What the exercise asks. How many of the lines below contain "offset"? Answer with that number alone.

Provided data.
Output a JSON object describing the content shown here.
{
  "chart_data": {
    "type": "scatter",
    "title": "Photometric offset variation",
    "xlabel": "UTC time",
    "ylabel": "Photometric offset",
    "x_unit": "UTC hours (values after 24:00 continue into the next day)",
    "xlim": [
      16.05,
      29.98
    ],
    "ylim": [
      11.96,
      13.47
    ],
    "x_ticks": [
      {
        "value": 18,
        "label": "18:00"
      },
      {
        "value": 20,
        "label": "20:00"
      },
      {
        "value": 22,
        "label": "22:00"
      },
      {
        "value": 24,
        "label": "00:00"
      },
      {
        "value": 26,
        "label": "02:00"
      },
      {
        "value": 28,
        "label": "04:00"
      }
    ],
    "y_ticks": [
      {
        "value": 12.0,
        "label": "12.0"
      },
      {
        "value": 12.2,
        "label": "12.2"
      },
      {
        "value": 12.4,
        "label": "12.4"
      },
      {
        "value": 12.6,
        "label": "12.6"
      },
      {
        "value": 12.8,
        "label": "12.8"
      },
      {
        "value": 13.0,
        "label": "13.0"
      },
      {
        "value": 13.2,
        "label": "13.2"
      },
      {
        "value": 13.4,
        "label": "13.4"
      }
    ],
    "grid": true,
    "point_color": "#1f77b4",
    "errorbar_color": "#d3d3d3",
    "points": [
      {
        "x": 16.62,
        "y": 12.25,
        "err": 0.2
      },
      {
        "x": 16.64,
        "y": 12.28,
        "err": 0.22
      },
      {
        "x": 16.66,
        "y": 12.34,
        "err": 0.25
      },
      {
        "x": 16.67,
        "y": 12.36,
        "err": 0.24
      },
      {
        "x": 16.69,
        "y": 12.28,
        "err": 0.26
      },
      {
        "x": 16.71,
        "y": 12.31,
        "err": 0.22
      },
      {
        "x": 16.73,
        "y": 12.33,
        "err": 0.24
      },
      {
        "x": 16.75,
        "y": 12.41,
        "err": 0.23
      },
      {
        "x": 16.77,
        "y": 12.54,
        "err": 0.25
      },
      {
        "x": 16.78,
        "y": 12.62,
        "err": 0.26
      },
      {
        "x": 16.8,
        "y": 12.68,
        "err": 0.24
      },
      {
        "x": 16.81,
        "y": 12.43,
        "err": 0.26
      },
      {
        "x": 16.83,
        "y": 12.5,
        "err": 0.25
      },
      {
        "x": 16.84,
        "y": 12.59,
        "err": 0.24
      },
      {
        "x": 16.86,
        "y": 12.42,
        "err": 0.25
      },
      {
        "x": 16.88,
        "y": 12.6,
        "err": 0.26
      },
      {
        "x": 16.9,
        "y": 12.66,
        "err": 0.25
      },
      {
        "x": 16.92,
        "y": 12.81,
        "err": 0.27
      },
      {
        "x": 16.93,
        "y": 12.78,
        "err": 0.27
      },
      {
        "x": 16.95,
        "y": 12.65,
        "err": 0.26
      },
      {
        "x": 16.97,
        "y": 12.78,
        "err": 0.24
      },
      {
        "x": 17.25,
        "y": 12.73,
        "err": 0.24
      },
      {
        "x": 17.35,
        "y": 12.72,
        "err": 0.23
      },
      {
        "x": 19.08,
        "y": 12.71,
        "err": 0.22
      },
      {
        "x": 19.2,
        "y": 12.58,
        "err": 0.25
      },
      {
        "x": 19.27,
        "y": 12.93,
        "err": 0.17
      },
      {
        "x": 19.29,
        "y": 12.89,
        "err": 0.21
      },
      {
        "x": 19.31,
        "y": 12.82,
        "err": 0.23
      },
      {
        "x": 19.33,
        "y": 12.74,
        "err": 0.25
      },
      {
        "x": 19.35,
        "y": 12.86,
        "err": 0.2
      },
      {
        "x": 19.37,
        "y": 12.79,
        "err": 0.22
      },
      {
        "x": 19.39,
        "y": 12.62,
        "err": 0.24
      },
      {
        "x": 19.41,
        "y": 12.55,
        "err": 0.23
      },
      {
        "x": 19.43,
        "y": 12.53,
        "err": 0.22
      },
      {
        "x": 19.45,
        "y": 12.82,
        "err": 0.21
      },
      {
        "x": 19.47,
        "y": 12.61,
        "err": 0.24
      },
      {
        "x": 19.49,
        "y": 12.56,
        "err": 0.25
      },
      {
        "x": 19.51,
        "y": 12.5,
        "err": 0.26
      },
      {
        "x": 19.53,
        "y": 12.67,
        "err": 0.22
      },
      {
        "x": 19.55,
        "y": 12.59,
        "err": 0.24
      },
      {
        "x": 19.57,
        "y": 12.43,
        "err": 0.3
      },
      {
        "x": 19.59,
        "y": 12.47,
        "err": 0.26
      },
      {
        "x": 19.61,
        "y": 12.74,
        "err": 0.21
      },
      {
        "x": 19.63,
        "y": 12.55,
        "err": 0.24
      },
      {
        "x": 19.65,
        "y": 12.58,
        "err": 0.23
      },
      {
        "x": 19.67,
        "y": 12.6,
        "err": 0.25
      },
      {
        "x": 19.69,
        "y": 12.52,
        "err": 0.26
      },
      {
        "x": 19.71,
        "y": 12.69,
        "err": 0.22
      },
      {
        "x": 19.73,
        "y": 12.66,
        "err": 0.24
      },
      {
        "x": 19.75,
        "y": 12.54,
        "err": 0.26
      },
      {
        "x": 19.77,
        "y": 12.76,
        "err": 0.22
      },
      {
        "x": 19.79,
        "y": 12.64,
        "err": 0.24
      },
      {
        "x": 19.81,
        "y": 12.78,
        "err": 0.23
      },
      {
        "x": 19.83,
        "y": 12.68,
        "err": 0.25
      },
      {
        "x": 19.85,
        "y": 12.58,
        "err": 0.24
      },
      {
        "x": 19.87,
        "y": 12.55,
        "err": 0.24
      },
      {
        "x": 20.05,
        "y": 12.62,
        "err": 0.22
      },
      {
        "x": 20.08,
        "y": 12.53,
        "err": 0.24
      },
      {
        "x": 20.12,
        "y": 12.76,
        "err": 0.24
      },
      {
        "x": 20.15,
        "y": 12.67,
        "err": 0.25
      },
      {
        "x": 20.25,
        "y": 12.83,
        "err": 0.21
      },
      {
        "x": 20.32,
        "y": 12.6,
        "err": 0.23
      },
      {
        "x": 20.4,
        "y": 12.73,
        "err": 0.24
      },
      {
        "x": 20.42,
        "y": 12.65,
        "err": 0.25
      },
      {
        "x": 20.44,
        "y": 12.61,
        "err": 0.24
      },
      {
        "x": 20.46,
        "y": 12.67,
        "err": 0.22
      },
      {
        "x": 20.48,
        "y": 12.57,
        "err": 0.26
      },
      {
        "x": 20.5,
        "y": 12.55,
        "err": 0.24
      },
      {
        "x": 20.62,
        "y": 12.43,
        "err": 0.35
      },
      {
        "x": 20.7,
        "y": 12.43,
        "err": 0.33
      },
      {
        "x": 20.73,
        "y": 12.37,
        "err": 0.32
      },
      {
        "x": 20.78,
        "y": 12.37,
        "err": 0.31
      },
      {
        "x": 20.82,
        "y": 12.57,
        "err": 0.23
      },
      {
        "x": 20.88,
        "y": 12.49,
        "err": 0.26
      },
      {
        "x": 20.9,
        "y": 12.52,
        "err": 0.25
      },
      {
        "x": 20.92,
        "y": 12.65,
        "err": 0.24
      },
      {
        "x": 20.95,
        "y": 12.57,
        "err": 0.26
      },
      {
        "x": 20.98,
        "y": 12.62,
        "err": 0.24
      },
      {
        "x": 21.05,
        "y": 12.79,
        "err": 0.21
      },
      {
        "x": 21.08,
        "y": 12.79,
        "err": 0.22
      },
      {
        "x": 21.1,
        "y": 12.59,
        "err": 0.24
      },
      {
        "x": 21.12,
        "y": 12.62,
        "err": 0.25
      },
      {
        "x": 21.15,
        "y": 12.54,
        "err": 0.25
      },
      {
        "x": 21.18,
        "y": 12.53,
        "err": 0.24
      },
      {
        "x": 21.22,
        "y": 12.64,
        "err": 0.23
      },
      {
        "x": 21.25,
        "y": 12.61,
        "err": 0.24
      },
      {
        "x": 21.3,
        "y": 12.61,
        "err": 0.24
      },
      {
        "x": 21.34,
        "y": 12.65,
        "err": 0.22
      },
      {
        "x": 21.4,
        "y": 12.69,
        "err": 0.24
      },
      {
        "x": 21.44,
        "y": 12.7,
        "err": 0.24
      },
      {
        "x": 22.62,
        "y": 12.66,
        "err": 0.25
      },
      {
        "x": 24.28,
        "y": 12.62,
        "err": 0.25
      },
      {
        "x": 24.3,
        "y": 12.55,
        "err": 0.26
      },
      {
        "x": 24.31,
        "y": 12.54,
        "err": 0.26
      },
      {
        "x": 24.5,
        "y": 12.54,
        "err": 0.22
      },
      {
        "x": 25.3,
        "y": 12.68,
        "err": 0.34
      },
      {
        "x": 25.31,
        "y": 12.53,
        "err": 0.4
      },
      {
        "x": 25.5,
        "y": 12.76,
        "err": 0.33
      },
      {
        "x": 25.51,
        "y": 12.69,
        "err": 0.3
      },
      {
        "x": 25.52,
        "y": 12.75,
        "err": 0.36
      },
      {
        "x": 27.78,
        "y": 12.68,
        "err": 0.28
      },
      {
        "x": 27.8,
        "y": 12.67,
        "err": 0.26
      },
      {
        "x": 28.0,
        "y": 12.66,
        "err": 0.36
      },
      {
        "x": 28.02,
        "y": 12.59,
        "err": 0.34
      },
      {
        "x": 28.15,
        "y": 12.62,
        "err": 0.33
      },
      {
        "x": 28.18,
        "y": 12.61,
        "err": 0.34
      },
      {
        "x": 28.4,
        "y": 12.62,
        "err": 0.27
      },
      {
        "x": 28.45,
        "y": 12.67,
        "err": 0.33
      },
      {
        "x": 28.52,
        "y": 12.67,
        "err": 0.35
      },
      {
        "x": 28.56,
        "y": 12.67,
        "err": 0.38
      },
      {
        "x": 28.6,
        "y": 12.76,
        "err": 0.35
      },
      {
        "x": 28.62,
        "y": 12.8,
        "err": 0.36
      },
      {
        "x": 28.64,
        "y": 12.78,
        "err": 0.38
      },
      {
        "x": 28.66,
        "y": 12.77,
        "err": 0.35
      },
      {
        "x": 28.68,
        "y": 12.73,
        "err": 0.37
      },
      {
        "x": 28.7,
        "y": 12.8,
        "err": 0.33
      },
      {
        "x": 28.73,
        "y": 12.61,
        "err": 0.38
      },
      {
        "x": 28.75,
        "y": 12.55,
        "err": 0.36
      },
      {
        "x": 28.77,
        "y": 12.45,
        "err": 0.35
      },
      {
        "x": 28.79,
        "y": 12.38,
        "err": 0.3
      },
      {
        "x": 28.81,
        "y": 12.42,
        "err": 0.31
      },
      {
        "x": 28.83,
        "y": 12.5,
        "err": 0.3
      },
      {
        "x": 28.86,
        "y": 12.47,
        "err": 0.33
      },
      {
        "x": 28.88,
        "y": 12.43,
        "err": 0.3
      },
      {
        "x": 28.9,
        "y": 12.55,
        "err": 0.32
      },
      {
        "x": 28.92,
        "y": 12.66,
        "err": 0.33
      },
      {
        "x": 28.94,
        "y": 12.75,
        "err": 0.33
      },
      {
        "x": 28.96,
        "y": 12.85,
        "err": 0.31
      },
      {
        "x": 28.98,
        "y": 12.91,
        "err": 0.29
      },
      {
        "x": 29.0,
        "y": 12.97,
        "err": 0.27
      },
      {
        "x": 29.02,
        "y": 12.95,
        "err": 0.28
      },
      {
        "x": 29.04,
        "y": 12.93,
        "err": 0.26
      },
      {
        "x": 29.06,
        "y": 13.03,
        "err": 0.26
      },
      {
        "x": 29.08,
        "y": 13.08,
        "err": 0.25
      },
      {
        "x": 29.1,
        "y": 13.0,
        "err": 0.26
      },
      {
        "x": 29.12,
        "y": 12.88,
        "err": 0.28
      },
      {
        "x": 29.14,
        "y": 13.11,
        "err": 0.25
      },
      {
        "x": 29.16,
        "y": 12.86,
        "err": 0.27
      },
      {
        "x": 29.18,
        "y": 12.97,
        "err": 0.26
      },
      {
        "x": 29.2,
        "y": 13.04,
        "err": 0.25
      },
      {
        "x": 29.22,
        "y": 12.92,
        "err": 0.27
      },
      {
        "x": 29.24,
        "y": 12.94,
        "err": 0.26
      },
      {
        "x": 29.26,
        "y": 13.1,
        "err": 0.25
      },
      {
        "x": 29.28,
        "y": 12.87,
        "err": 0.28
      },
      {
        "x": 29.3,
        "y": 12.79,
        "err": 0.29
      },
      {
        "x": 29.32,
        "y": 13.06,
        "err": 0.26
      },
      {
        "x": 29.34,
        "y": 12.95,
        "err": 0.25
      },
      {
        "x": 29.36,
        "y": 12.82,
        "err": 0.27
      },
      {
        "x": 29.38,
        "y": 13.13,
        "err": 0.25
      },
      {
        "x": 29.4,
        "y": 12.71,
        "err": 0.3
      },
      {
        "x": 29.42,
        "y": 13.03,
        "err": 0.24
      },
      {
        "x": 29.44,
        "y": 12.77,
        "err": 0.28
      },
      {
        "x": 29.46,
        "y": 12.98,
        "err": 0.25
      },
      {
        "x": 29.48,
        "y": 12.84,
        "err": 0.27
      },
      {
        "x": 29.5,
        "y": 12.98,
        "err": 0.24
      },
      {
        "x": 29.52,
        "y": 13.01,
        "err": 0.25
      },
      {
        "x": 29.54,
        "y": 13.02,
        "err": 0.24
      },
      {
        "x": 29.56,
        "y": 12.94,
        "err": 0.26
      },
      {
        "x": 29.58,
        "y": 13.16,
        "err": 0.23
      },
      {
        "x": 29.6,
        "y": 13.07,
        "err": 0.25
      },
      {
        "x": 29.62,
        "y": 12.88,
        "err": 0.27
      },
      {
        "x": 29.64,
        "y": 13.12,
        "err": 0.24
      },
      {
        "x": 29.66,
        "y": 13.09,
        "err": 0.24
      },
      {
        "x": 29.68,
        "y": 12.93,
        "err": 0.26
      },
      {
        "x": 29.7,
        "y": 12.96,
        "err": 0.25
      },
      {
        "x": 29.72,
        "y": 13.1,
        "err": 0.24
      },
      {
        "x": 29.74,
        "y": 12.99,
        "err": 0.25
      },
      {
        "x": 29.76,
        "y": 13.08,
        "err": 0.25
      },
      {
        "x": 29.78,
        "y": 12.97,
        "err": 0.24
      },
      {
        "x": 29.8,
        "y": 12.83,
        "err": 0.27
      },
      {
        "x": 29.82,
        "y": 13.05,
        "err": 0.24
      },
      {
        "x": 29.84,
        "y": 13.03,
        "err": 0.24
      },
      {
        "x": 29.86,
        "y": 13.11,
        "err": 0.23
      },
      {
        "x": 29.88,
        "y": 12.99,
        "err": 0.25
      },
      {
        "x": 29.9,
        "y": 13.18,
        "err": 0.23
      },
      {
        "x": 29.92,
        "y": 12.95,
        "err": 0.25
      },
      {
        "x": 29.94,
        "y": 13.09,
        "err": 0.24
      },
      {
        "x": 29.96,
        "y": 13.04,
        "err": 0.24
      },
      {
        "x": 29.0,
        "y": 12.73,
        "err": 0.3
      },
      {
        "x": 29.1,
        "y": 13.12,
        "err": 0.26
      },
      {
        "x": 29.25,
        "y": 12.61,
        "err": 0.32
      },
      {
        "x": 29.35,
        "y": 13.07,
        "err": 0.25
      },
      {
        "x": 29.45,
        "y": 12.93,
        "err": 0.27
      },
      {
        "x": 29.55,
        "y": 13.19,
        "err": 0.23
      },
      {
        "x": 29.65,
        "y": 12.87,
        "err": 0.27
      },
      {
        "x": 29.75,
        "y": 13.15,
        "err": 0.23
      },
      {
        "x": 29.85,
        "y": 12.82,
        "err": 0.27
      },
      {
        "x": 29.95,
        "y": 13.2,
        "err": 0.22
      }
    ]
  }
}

Output for this exercise. 2